* CHALLENGE: Select every line below containing the word "υπολογιστικά".

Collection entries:
◆ ◆ ◆

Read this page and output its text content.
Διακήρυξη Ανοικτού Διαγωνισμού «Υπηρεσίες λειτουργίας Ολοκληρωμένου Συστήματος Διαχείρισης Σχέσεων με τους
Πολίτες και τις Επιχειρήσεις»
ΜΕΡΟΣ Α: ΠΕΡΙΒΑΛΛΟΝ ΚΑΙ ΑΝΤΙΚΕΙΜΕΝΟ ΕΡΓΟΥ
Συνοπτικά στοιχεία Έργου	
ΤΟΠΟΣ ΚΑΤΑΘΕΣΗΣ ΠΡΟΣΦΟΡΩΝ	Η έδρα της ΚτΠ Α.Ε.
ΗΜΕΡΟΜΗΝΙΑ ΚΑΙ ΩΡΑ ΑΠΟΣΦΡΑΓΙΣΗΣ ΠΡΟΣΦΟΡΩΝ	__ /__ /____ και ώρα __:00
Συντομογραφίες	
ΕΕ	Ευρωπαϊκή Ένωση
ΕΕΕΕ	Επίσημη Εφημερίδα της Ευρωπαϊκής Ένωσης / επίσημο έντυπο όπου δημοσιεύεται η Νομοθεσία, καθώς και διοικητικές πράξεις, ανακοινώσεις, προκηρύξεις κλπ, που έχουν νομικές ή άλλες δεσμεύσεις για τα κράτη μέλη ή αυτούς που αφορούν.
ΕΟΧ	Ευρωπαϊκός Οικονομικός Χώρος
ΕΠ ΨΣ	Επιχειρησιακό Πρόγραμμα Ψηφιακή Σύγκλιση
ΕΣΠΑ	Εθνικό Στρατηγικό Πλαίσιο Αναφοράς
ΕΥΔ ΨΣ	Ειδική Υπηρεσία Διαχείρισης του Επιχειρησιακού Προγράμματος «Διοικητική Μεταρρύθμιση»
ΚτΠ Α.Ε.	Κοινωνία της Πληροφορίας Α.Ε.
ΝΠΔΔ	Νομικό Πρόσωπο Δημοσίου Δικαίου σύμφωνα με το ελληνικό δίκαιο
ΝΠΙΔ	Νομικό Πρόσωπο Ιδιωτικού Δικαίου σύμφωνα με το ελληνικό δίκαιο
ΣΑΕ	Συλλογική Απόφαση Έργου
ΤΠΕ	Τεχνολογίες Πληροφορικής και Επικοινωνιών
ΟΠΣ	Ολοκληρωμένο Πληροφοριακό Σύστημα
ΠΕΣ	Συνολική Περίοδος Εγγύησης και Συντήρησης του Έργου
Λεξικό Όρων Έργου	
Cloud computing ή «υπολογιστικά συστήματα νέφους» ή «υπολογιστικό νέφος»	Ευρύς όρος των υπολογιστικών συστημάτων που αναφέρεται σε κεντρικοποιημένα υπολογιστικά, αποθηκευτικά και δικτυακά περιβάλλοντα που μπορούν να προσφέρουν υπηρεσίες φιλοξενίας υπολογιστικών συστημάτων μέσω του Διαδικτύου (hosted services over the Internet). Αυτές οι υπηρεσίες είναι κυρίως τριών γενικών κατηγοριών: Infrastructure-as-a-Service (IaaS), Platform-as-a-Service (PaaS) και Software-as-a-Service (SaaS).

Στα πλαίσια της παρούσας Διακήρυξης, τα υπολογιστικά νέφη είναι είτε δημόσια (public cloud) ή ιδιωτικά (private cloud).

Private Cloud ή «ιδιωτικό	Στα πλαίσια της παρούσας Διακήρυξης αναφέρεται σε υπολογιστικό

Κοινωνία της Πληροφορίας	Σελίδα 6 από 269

◆ ◆ ◆

* TASK RESULT:
Cloud computing ή «υπολογιστικά συστήματα νέφους» ή «υπολογιστικό νέφος»	Ευρύς όρος των υπολογιστικών συστημάτων που αναφέρεται σε κεντρικοποιημένα υπολογιστικά, αποθηκευτικά και δικτυακά περιβάλλοντα που μπορούν να προσφέρουν υπηρεσίες φιλοξενίας υπολογιστικών συστημάτων μέσω του Διαδικτύου (hosted services over the Internet). Αυτές οι υπηρεσίες είναι κυρίως τριών γενικών κατηγοριών: Infrastructure-as-a-Service (IaaS), Platform-as-a-Service (PaaS) και Software-as-a-Service (SaaS).
Στα πλαίσια της παρούσας Διακήρυξης, τα υπολογιστικά νέφη είναι είτε δημόσια (public cloud) ή ιδιωτικά (private cloud).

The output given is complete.